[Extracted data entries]
══════

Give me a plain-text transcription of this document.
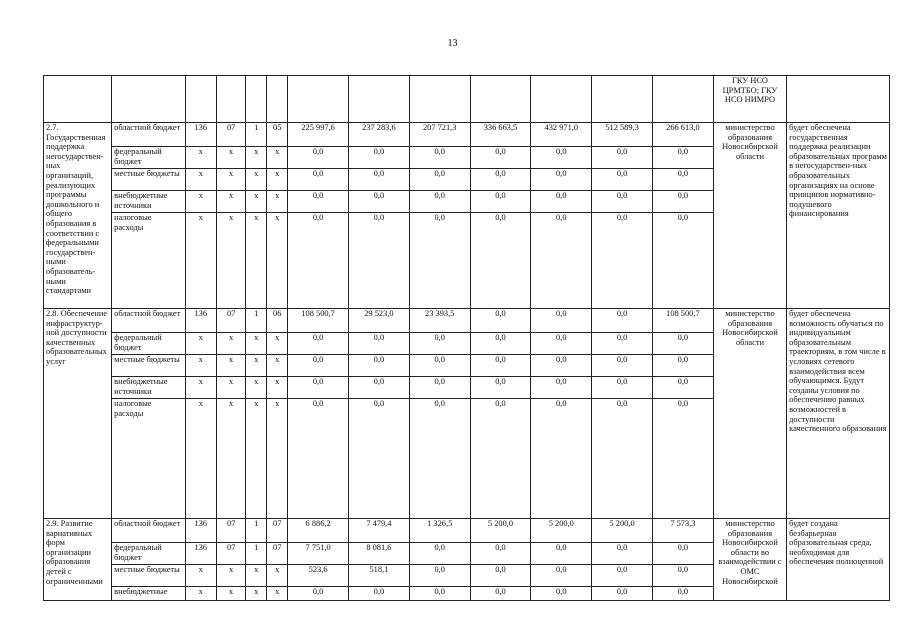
13
													ГКУ НСО ЦРМТБО; ГКУ НСО НИМРО	
2.7. Государственная поддержка негосударствен-ных организаций, реализующих программы дошкольного и общего образования в соответствии с федеральными государствен-ными образователь-ными стандартами	областной бюджет	136	07	1	05	225 997,6	237 283,6	207 721,3	336 663,5	432 971,0	512 589,3	266 613,0	министерство образования Новосибирской области	будет обеспечена государственная поддержка реализации образовательных программ в негосударствен-ных образовательных организациях на основе принципов нормативно-подушевого финансирования
	федеральный бюджет	x	x	x	x	0,0	0,0	0,0	0,0	0,0	0,0	0,0		
	местные бюджеты	x	x	x	x	0,0	0,0	0,0	0,0	0,0	0,0	0,0		
	внебюджетные источники	x	x	x	x	0,0	0,0	0,0	0,0	0,0	0,0	0,0		
	налоговые расходы	x	x	x	x	0,0	0,0	0,0	0,0	0,0	0,0	0,0		
2.8. Обеспечение инфраструктур-ной доступности качественных образовательных услуг	областной бюджет	136	07	1	06	108 500,7	29 523,0	23 393,5	0,0	0,0	0,0	108 500,7	министерство образования Новосибирской области	будет обеспечена возможность обучаться по индивидуальным образовательным траекториям, в том числе в условиях сетевого взаимодействия всем обучающимся. Будут созданы условия по обеспечению равных возможностей в доступности качественного образования
	федеральный бюджет	x	x	x	x	0,0	0,0	0,0	0,0	0,0	0,0	0,0		
	местные бюджеты	x	x	x	x	0,0	0,0	0,0	0,0	0,0	0,0	0,0		
	внебюджетные источники	x	x	x	x	0,0	0,0	0,0	0,0	0,0	0,0	0,0		
	налоговые расходы	x	x	x	x	0,0	0,0	0,0	0,0	0,0	0,0	0,0		
2.9. Развитие вариативных форм организации образования детей с ограниченными	областной бюджет	136	07	1	07	6 886,2	7 479,4	1 326,5	5 200,0	5 200,0	5 200,0	7 573,3	министерство образования Новосибирской области во взаимодействии с ОМС Новосибирской	будет создана безбарьерная образовательная среда, необходимая для обеспечения полноценной
	федеральный бюджет	136	07	1	07	7 751,0	8 081,6	0,0	0,0	0,0	0,0	0,0		
	местные бюджеты	x	x	x	x	523,6	518,1	0,0	0,0	0,0	0,0	0,0		
	внебюджетные	x	x	x	x	0,0	0,0	0,0	0,0	0,0	0,0	0,0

══════

__CHALLENGE__.
Return the full material word for word. Do not include the pictures.

__WRITTEN REPLY__.
Give me a plain-text transcription of this document.
13
													ГКУ НСО ЦРМТБО; ГКУ НСО НИМРО	
2.7. Государственная поддержка негосударствен-ных организаций, реализующих программы дошкольного и общего образования в соответствии с федеральными государствен-ными образователь-ными стандартами	областной бюджет	136	07	1	05	225 997,6	237 283,6	207 721,3	336 663,5	432 971,0	512 589,3	266 613,0	министерство образования Новосибирской области	будет обеспечена государственная поддержка реализации образовательных программ в негосударствен-ных образовательных организациях на основе принципов нормативно-подушевого финансирования
	федеральный бюджет	x	x	x	x	0,0	0,0	0,0	0,0	0,0	0,0	0,0		
	местные бюджеты	x	x	x	x	0,0	0,0	0,0	0,0	0,0	0,0	0,0		
	внебюджетные источники	x	x	x	x	0,0	0,0	0,0	0,0	0,0	0,0	0,0		
	налоговые расходы	x	x	x	x	0,0	0,0	0,0	0,0	0,0	0,0	0,0		
2.8. Обеспечение инфраструктур-ной доступности качественных образовательных услуг	областной бюджет	136	07	1	06	108 500,7	29 523,0	23 393,5	0,0	0,0	0,0	108 500,7	министерство образования Новосибирской области	будет обеспечена возможность обучаться по индивидуальным образовательным траекториям, в том числе в условиях сетевого взаимодействия всем обучающимся. Будут созданы условия по обеспечению равных возможностей в доступности качественного образования
	федеральный бюджет	x	x	x	x	0,0	0,0	0,0	0,0	0,0	0,0	0,0		
	местные бюджеты	x	x	x	x	0,0	0,0	0,0	0,0	0,0	0,0	0,0		
	внебюджетные источники	x	x	x	x	0,0	0,0	0,0	0,0	0,0	0,0	0,0		
	налоговые расходы	x	x	x	x	0,0	0,0	0,0	0,0	0,0	0,0	0,0		
2.9. Развитие вариативных форм организации образования детей с ограниченными	областной бюджет	136	07	1	07	6 886,2	7 479,4	1 326,5	5 200,0	5 200,0	5 200,0	7 573,3	министерство образования Новосибирской области во взаимодействии с ОМС Новосибирской	будет создана безбарьерная образовательная среда, необходимая для обеспечения полноценной
	федеральный бюджет	136	07	1	07	7 751,0	8 081,6	0,0	0,0	0,0	0,0	0,0		
	местные бюджеты	x	x	x	x	523,6	518,1	0,0	0,0	0,0	0,0	0,0		
	внебюджетные	x	x	x	x	0,0	0,0	0,0	0,0	0,0	0,0	0,0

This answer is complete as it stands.